--- Begin Dataset rows ---

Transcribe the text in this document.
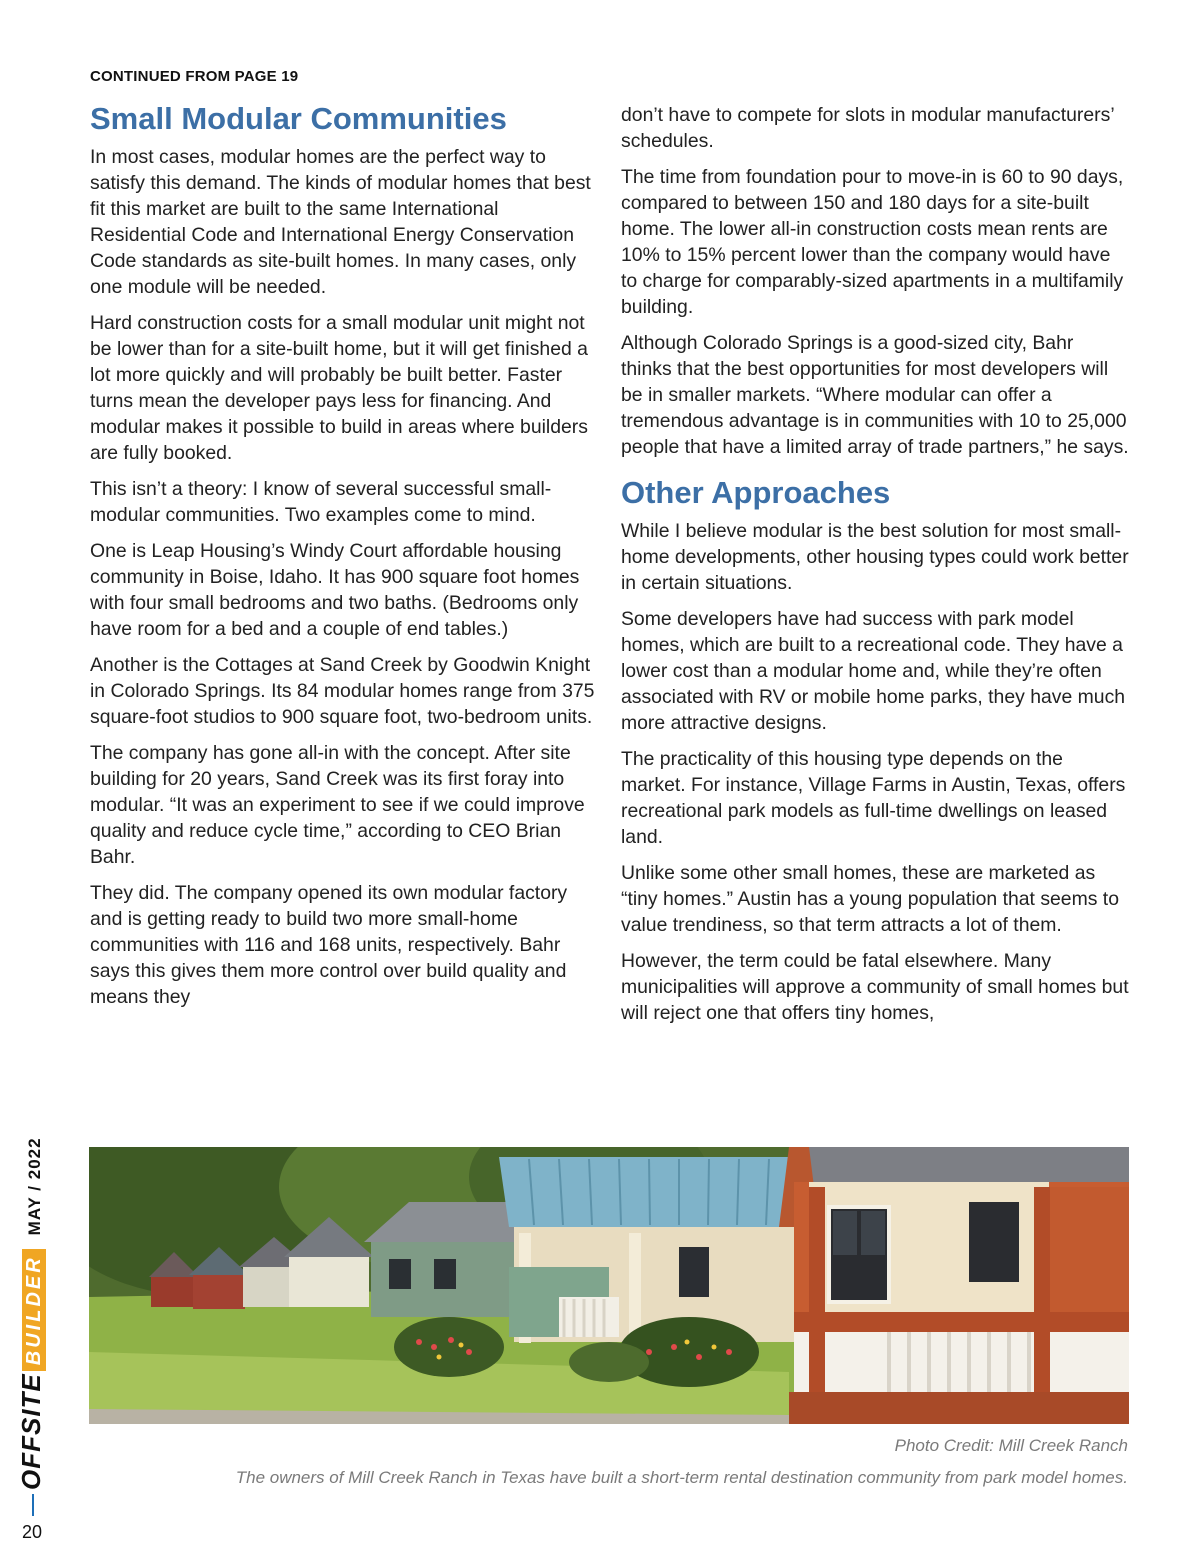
CONTINUED FROM PAGE 19
Small Modular Communities

In most cases, modular homes are the perfect way to satisfy this demand. The kinds of modular homes that best fit this market are built to the same International Residential Code and International Energy Conservation Code standards as site-built homes. In many cases, only one module will be needed.

Hard construction costs for a small modular unit might not be lower than for a site-built home, but it will get finished a lot more quickly and will probably be built better. Faster turns mean the developer pays less for financing. And modular makes it possible to build in areas where builders are fully booked.

This isn’t a theory: I know of several successful small-modular communities. Two examples come to mind.

One is Leap Housing’s Windy Court affordable housing community in Boise, Idaho. It has 900 square foot homes with four small bedrooms and two baths. (Bedrooms only have room for a bed and a couple of end tables.)

Another is the Cottages at Sand Creek by Goodwin Knight in Colorado Springs. Its 84 modular homes range from 375 square-foot studios to 900 square foot, two-bedroom units.

The company has gone all-in with the concept. After site building for 20 years, Sand Creek was its first foray into modular. “It was an experiment to see if we could improve quality and reduce cycle time,” according to CEO Brian Bahr.

They did. The company opened its own modular factory and is getting ready to build two more small-home communities with 116 and 168 units, respectively. Bahr says this gives them more control over build quality and means they

don’t have to compete for slots in modular manufacturers’ schedules.

The time from foundation pour to move-in is 60 to 90 days, compared to between 150 and 180 days for a site-built home. The lower all-in construction costs mean rents are 10% to 15% percent lower than the company would have to charge for comparably-sized apartments in a multifamily building.

Although Colorado Springs is a good-sized city, Bahr thinks that the best opportunities for most developers will be in smaller markets. “Where modular can offer a tremendous advantage is in communities with 10 to 25,000 people that have a limited array of trade partners,” he says.

Other Approaches

While I believe modular is the best solution for most small-home developments, other housing types could work better in certain situations.

Some developers have had success with park model homes, which are built to a recreational code. They have a lower cost than a modular home and, while they’re often associated with RV or mobile home parks, they have much more attractive designs.

The practicality of this housing type depends on the market. For instance, Village Farms in Austin, Texas, offers recreational park models as full-time dwellings on leased land.

Unlike some other small homes, these are marketed as “tiny homes.” Austin has a young population that seems to value trendiness, so that term attracts a lot of them.

However, the term could be fatal elsewhere. Many municipalities will approve a community of small homes but will reject one that offers tiny homes,

Photo Credit: Mill Creek Ranch
The owners of Mill Creek Ranch in Texas have built a short-term rental destination community from park model homes.
OFFSITEBUILDERMAY / 2022
20
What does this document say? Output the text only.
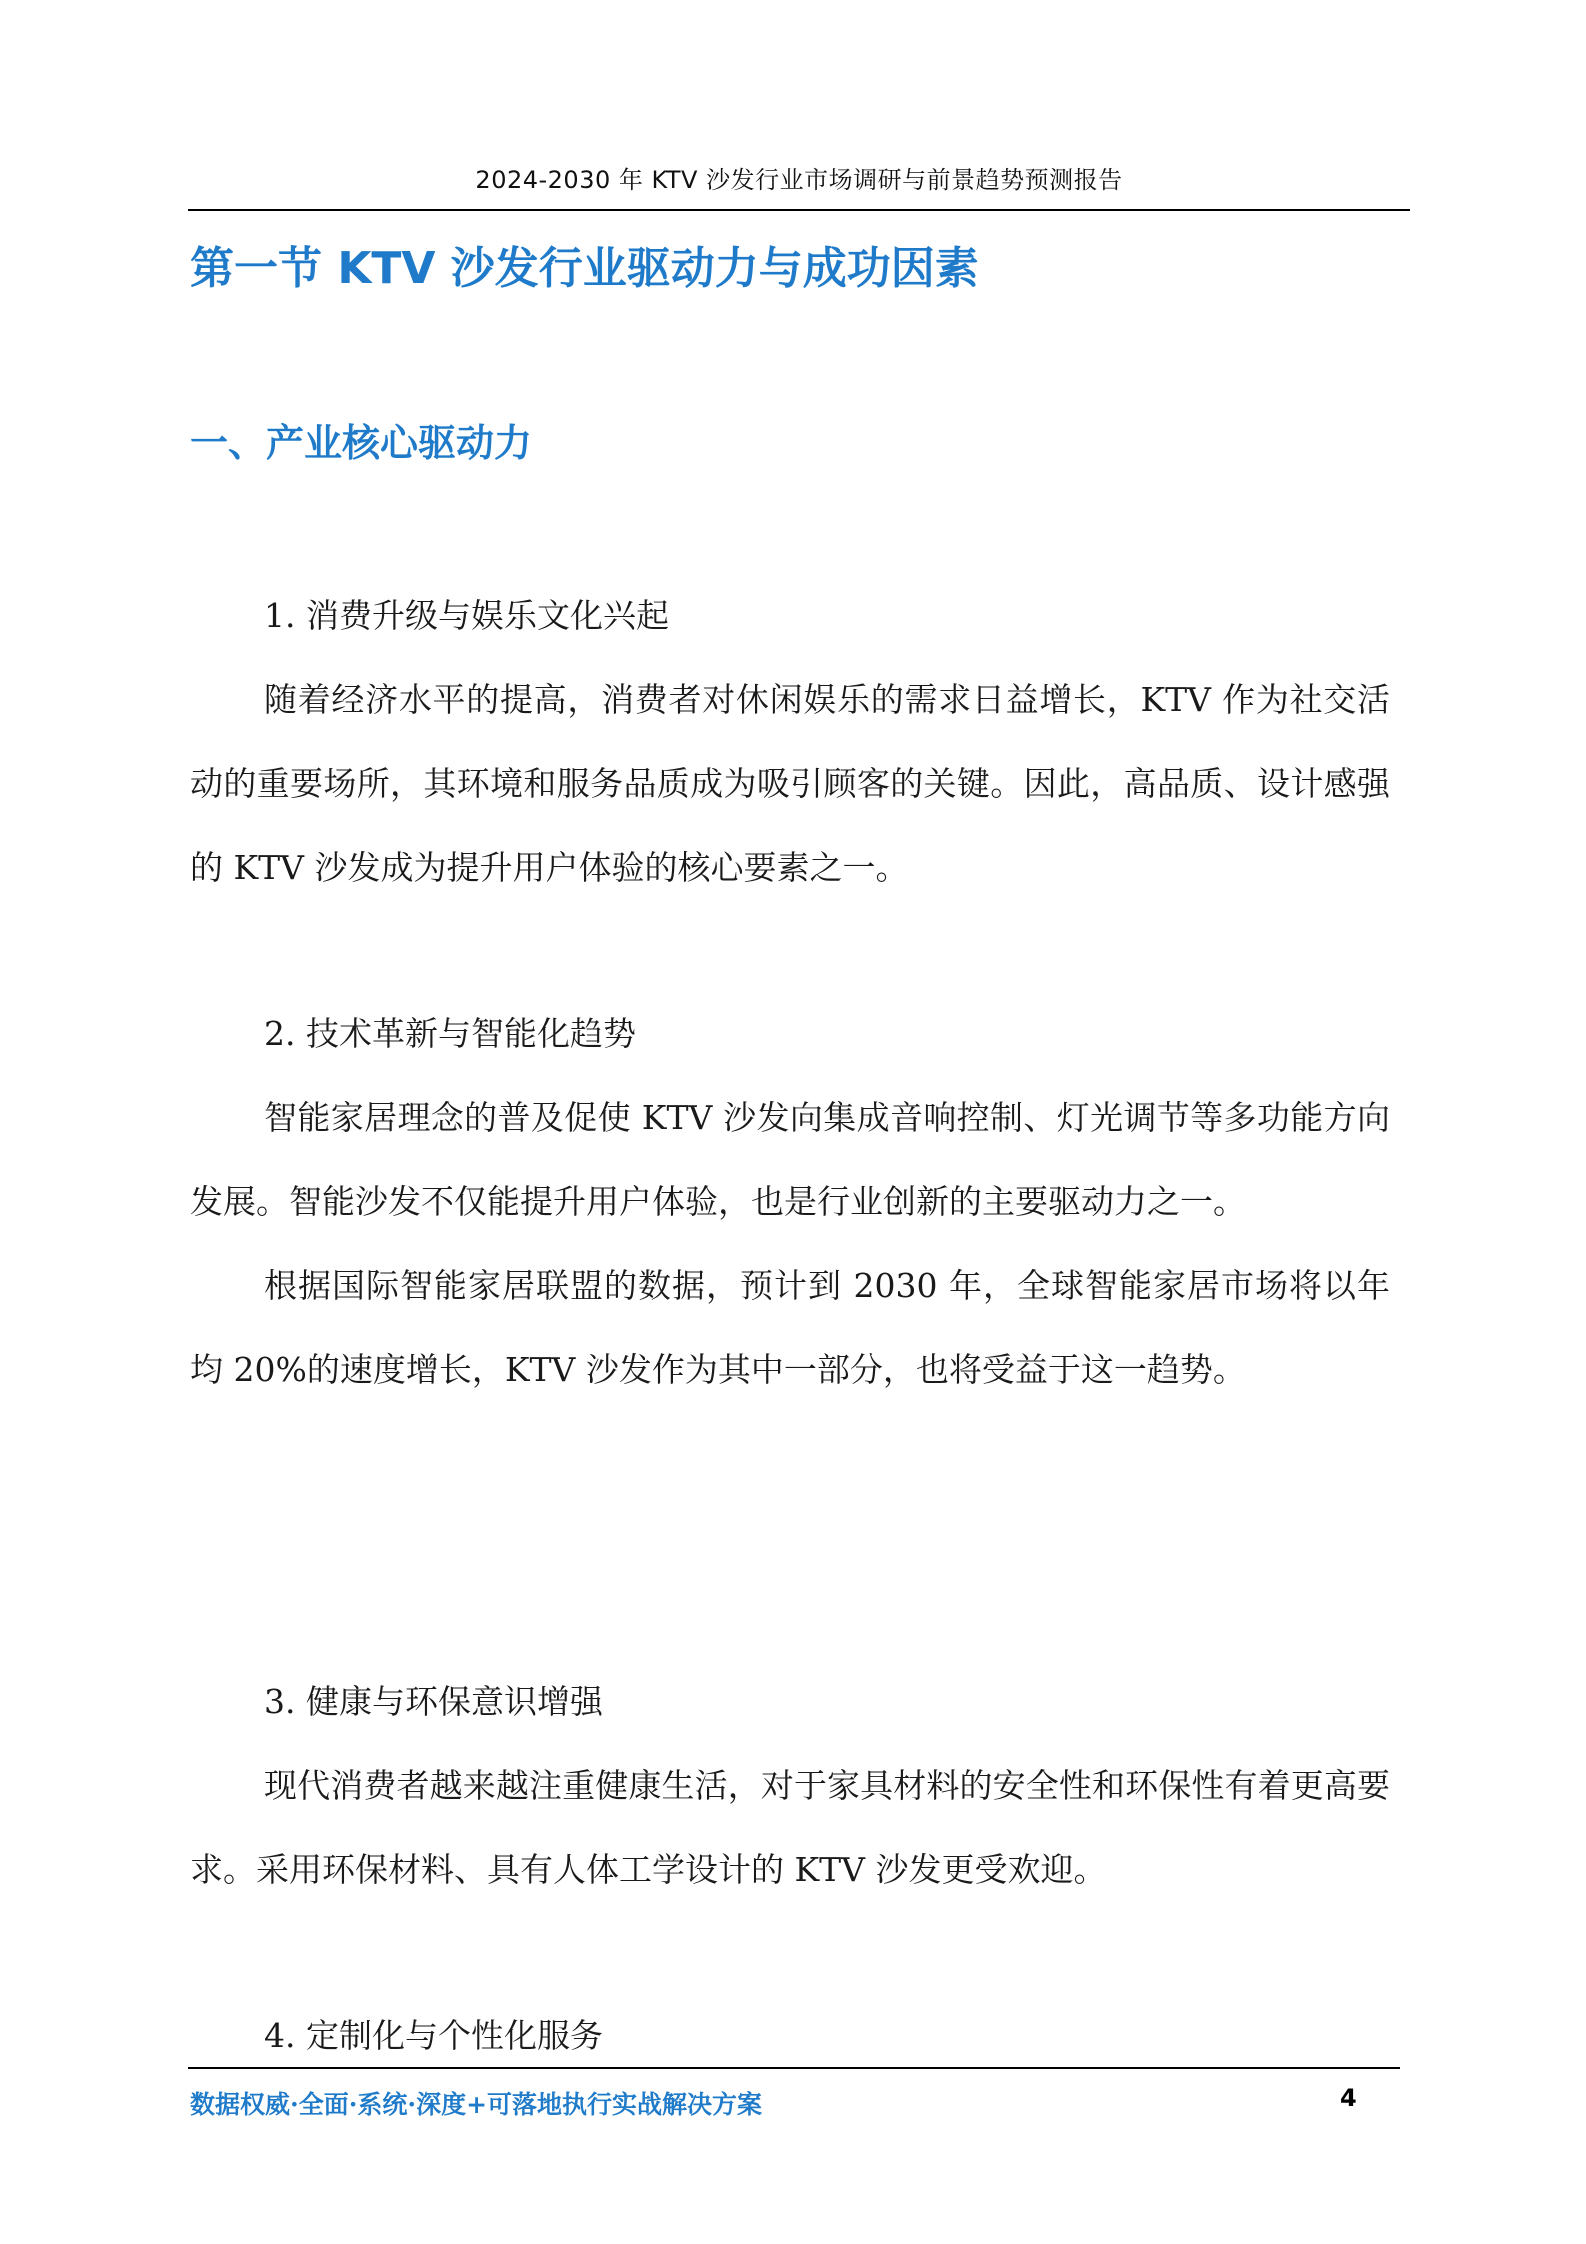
2024-2030 年 KTV 沙发行业市场调研与前景趋势预测报告
第一节 KTV 沙发行业驱动力与成功因素
一、产业核心驱动力

1. 消费升级与娱乐文化兴起

随着经济水平的提高，消费者对休闲娱乐的需求日益增长，KTV 作为社交活动的重要场所，其环境和服务品质成为吸引顾客的关键。因此，高品质、设计感强的 KTV 沙发成为提升用户体验的核心要素之一。

2. 技术革新与智能化趋势

智能家居理念的普及促使 KTV 沙发向集成音响控制、灯光调节等多功能方向发展。智能沙发不仅能提升用户体验，也是行业创新的主要驱动力之一。

根据国际智能家居联盟的数据，预计到 2030 年，全球智能家居市场将以年均 20%的速度增长，KTV 沙发作为其中一部分，也将受益于这一趋势。

3. 健康与环保意识增强

现代消费者越来越注重健康生活，对于家具材料的安全性和环保性有着更高要求。采用环保材料、具有人体工学设计的 KTV 沙发更受欢迎。

4. 定制化与个性化服务

数据权威·全面·系统·深度+可落地执行实战解决方案	4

--- End Dataset rows ---

Copy out each line of the material that holds the word "recreational".

» Response for this exercise
Some developers have had success with park model homes, which are built to a recreational code. They have a lower cost than a modular home and, while they’re often associated with RV or mobile home parks, they have much more attractive designs.
The practicality of this housing type depends on the market. For instance, Village Farms in Austin, Texas, offers recreational park models as full-time dwellings on leased land.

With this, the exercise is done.